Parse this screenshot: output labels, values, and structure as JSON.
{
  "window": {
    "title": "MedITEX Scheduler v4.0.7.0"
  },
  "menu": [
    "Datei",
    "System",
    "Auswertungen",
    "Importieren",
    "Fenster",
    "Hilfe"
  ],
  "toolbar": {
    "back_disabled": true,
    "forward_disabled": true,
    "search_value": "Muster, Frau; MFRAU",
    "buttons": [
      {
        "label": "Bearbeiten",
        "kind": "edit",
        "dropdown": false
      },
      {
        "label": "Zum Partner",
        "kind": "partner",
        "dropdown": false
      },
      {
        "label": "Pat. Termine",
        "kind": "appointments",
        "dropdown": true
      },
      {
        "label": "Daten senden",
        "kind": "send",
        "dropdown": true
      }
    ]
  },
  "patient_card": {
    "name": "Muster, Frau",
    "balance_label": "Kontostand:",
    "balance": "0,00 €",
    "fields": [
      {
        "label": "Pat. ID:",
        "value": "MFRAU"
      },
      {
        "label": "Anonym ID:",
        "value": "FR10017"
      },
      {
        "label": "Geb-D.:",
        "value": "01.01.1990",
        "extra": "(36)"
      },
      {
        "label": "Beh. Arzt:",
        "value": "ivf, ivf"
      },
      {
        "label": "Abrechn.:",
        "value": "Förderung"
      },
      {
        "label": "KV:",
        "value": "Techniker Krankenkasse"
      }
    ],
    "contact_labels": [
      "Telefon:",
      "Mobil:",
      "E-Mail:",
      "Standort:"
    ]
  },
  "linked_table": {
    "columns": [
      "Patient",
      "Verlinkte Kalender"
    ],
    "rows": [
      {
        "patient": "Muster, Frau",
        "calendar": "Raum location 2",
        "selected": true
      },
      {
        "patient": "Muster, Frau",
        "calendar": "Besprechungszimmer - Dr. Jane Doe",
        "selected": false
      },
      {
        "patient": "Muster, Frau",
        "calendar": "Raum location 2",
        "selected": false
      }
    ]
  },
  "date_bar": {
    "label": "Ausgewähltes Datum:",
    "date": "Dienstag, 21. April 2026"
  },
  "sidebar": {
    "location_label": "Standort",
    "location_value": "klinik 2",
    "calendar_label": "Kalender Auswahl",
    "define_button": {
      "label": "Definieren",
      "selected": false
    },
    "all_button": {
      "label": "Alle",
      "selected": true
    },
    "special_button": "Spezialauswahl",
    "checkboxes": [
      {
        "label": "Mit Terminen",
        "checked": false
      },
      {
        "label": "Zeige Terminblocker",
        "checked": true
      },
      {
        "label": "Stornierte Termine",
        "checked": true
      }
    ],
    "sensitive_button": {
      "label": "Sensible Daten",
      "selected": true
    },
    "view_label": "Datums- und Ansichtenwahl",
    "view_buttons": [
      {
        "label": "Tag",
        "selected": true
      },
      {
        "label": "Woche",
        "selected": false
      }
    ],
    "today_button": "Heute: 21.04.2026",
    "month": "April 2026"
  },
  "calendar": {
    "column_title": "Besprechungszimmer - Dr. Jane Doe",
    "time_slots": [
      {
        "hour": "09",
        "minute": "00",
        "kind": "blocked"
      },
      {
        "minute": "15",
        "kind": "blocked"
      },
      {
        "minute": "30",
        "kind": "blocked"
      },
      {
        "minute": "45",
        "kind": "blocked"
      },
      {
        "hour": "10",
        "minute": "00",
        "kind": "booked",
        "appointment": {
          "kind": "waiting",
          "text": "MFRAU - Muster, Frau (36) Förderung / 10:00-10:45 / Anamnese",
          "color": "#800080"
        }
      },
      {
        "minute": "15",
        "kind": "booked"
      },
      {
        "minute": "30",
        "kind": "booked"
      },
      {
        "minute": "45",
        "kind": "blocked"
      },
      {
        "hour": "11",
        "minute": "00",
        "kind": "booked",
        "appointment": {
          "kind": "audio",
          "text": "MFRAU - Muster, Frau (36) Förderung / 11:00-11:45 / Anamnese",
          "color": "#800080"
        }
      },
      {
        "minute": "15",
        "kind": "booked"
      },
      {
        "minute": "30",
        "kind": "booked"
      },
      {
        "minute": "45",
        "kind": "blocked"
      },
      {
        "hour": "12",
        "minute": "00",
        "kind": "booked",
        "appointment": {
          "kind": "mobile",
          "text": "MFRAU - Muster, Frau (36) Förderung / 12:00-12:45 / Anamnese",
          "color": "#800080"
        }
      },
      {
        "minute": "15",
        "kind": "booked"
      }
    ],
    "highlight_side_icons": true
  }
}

● ● ● ● ●

▸ **WORK INSTRUCTIONS**
Return all lines of the material above in which the word "Förderung" occurs.

▸ **RESULT**
        "value": "Förderung"
          "text": "MFRAU - Muster, Frau (36) Förderung / 10:00-10:45 / Anamnese",
          "text": "MFRAU - Muster, Frau (36) Förderung / 11:00-11:45 / Anamnese",
          "text": "MFRAU - Muster, Frau (36) Förderung / 12:00-12:45 / Anamnese",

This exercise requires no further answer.